*Task statement*.
Without including the pictures, copy out every line below.

*Stored data*.
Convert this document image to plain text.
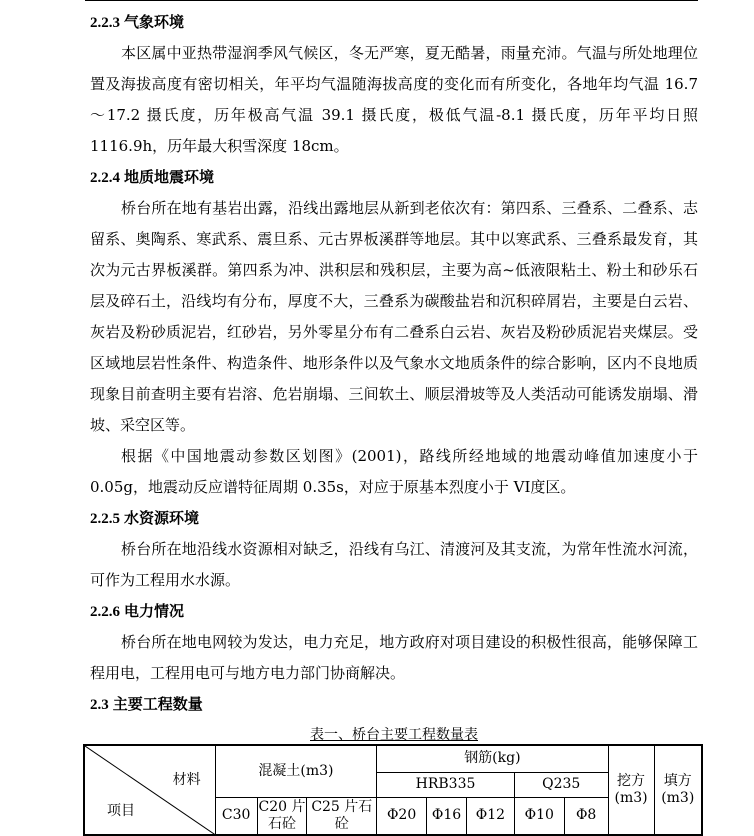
2.2.3 气象环境

本区属中亚热带湿润季风气候区，冬无严寒，夏无酷暑，雨量充沛。气温与所处地理位置及海拔高度有密切相关，年平均气温随海拔高度的变化而有所变化，各地年均气温 16.7～17.2 摄氏度，历年极高气温 39.1 摄氏度，极低气温-8.1 摄氏度，历年平均日照1116.9h，历年最大积雪深度 18cm。

2.2.4 地质地震环境

桥台所在地有基岩出露，沿线出露地层从新到老依次有：第四系、三叠系、二叠系、志留系、奥陶系、寒武系、震旦系、元古界板溪群等地层。其中以寒武系、三叠系最发育，其次为元古界板溪群。第四系为冲、洪积层和残积层，主要为高~低液限粘土、粉土和砂乐石层及碎石土，沿线均有分布，厚度不大，三叠系为碳酸盐岩和沉积碎屑岩，主要是白云岩、灰岩及粉砂质泥岩，红砂岩，另外零星分布有二叠系白云岩、灰岩及粉砂质泥岩夹煤层。受区域地层岩性条件、构造条件、地形条件以及气象水文地质条件的综合影响，区内不良地质现象目前查明主要有岩溶、危岩崩塌、三间软土、顺层滑坡等及人类活动可能诱发崩塌、滑坡、采空区等。

根据《中国地震动参数区划图》(2001)，路线所经地域的地震动峰值加速度小于0.05g，地震动反应谱特征周期 0.35s，对应于原基本烈度小于 VI度区。

2.2.5 水资源环境

桥台所在地沿线水资源相对缺乏，沿线有乌江、清渡河及其支流，为常年性流水河流，可作为工程用水水源。

2.2.6 电力情况

桥台所在地电网较为发达，电力充足，地方政府对项目建设的积极性很高，能够保障工程用电，工程用电可与地方电力部门协商解决。

2.3 主要工程数量
表一、桥台主要工程数量表
材料
项目	混凝土(m3)			钢筋(kg)					挖方(m3)	填方(m3)
				HRB335			Q235			
	C30	C20 片石砼	C25 片石砼	Φ20	Φ16	Φ12	Φ10	Φ8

*Task result*.
Convert this document image to plain text.
2.2.3 气象环境

本区属中亚热带湿润季风气候区，冬无严寒，夏无酷暑，雨量充沛。气温与所处地理位置及海拔高度有密切相关，年平均气温随海拔高度的变化而有所变化，各地年均气温 16.7～17.2 摄氏度，历年极高气温 39.1 摄氏度，极低气温-8.1 摄氏度，历年平均日照1116.9h，历年最大积雪深度 18cm。

2.2.4 地质地震环境

桥台所在地有基岩出露，沿线出露地层从新到老依次有：第四系、三叠系、二叠系、志留系、奥陶系、寒武系、震旦系、元古界板溪群等地层。其中以寒武系、三叠系最发育，其次为元古界板溪群。第四系为冲、洪积层和残积层，主要为高~低液限粘土、粉土和砂乐石层及碎石土，沿线均有分布，厚度不大，三叠系为碳酸盐岩和沉积碎屑岩，主要是白云岩、灰岩及粉砂质泥岩，红砂岩，另外零星分布有二叠系白云岩、灰岩及粉砂质泥岩夹煤层。受区域地层岩性条件、构造条件、地形条件以及气象水文地质条件的综合影响，区内不良地质现象目前查明主要有岩溶、危岩崩塌、三间软土、顺层滑坡等及人类活动可能诱发崩塌、滑坡、采空区等。

根据《中国地震动参数区划图》(2001)，路线所经地域的地震动峰值加速度小于0.05g，地震动反应谱特征周期 0.35s，对应于原基本烈度小于 VI度区。

2.2.5 水资源环境

桥台所在地沿线水资源相对缺乏，沿线有乌江、清渡河及其支流，为常年性流水河流，可作为工程用水水源。

2.2.6 电力情况

桥台所在地电网较为发达，电力充足，地方政府对项目建设的积极性很高，能够保障工程用电，工程用电可与地方电力部门协商解决。

2.3 主要工程数量
表一、桥台主要工程数量表
材料
项目	混凝土(m3)			钢筋(kg)					挖方(m3)	填方(m3)
				HRB335			Q235			
	C30	C20 片石砼	C25 片石砼	Φ20	Φ16	Φ12	Φ10	Φ8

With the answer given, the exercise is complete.